> _Given task_
All material below is to be reproduced exactly.

start Raw data

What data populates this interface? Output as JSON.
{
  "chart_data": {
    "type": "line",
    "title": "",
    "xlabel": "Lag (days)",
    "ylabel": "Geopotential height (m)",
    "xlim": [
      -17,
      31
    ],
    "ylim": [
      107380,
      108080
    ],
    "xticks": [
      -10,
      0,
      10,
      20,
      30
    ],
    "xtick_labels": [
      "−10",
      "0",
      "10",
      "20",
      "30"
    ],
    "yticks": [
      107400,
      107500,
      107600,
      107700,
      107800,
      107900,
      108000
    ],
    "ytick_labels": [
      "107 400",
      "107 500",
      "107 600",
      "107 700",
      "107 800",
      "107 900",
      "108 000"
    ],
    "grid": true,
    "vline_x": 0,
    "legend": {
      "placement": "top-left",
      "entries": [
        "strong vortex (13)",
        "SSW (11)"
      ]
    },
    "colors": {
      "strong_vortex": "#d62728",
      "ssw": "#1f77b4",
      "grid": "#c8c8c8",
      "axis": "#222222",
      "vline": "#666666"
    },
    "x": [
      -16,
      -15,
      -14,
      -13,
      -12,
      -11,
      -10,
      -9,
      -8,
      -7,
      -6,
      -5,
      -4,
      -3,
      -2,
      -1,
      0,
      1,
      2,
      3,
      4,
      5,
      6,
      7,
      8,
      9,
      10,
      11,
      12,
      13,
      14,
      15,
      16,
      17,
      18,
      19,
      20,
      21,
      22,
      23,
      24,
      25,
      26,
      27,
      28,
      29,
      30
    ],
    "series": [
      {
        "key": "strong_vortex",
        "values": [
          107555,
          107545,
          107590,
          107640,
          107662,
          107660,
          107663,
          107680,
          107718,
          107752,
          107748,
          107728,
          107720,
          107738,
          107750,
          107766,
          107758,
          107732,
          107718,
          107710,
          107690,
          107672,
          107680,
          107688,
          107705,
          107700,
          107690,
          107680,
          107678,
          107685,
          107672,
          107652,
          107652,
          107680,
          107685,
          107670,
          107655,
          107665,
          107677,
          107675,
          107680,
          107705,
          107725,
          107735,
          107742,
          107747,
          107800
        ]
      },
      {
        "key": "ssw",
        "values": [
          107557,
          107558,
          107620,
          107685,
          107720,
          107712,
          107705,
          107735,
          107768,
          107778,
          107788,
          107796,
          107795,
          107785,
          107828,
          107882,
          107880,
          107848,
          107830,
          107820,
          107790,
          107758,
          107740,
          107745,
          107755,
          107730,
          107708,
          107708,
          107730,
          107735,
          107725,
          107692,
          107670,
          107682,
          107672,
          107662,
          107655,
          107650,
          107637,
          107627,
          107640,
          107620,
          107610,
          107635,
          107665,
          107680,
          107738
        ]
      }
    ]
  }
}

end Raw data

> _The output_
What data populates this interface? Output as JSON.
{
  "chart_data": {
    "type": "line",
    "title": "",
    "xlabel": "Lag (days)",
    "ylabel": "Geopotential height (m)",
    "xlim": [
      -17,
      31
    ],
    "ylim": [
      107380,
      108080
    ],
    "xticks": [
      -10,
      0,
      10,
      20,
      30
    ],
    "xtick_labels": [
      "−10",
      "0",
      "10",
      "20",
      "30"
    ],
    "yticks": [
      107400,
      107500,
      107600,
      107700,
      107800,
      107900,
      108000
    ],
    "ytick_labels": [
      "107 400",
      "107 500",
      "107 600",
      "107 700",
      "107 800",
      "107 900",
      "108 000"
    ],
    "grid": true,
    "vline_x": 0,
    "legend": {
      "placement": "top-left",
      "entries": [
        "strong vortex (13)",
        "SSW (11)"
      ]
    },
    "colors": {
      "strong_vortex": "#d62728",
      "ssw": "#1f77b4",
      "grid": "#c8c8c8",
      "axis": "#222222",
      "vline": "#666666"
    },
    "x": [
      -16,
      -15,
      -14,
      -13,
      -12,
      -11,
      -10,
      -9,
      -8,
      -7,
      -6,
      -5,
      -4,
      -3,
      -2,
      -1,
      0,
      1,
      2,
      3,
      4,
      5,
      6,
      7,
      8,
      9,
      10,
      11,
      12,
      13,
      14,
      15,
      16,
      17,
      18,
      19,
      20,
      21,
      22,
      23,
      24,
      25,
      26,
      27,
      28,
      29,
      30
    ],
    "series": [
      {
        "key": "strong_vortex",
        "values": [
          107555,
          107545,
          107590,
          107640,
          107662,
          107660,
          107663,
          107680,
          107718,
          107752,
          107748,
          107728,
          107720,
          107738,
          107750,
          107766,
          107758,
          107732,
          107718,
          107710,
          107690,
          107672,
          107680,
          107688,
          107705,
          107700,
          107690,
          107680,
          107678,
          107685,
          107672,
          107652,
          107652,
          107680,
          107685,
          107670,
          107655,
          107665,
          107677,
          107675,
          107680,
          107705,
          107725,
          107735,
          107742,
          107747,
          107800
        ]
      },
      {
        "key": "ssw",
        "values": [
          107557,
          107558,
          107620,
          107685,
          107720,
          107712,
          107705,
          107735,
          107768,
          107778,
          107788,
          107796,
          107795,
          107785,
          107828,
          107882,
          107880,
          107848,
          107830,
          107820,
          107790,
          107758,
          107740,
          107745,
          107755,
          107730,
          107708,
          107708,
          107730,
          107735,
          107725,
          107692,
          107670,
          107682,
          107672,
          107662,
          107655,
          107650,
          107637,
          107627,
          107640,
          107620,
          107610,
          107635,
          107665,
          107680,
          107738
        ]
      }
    ]
  }
}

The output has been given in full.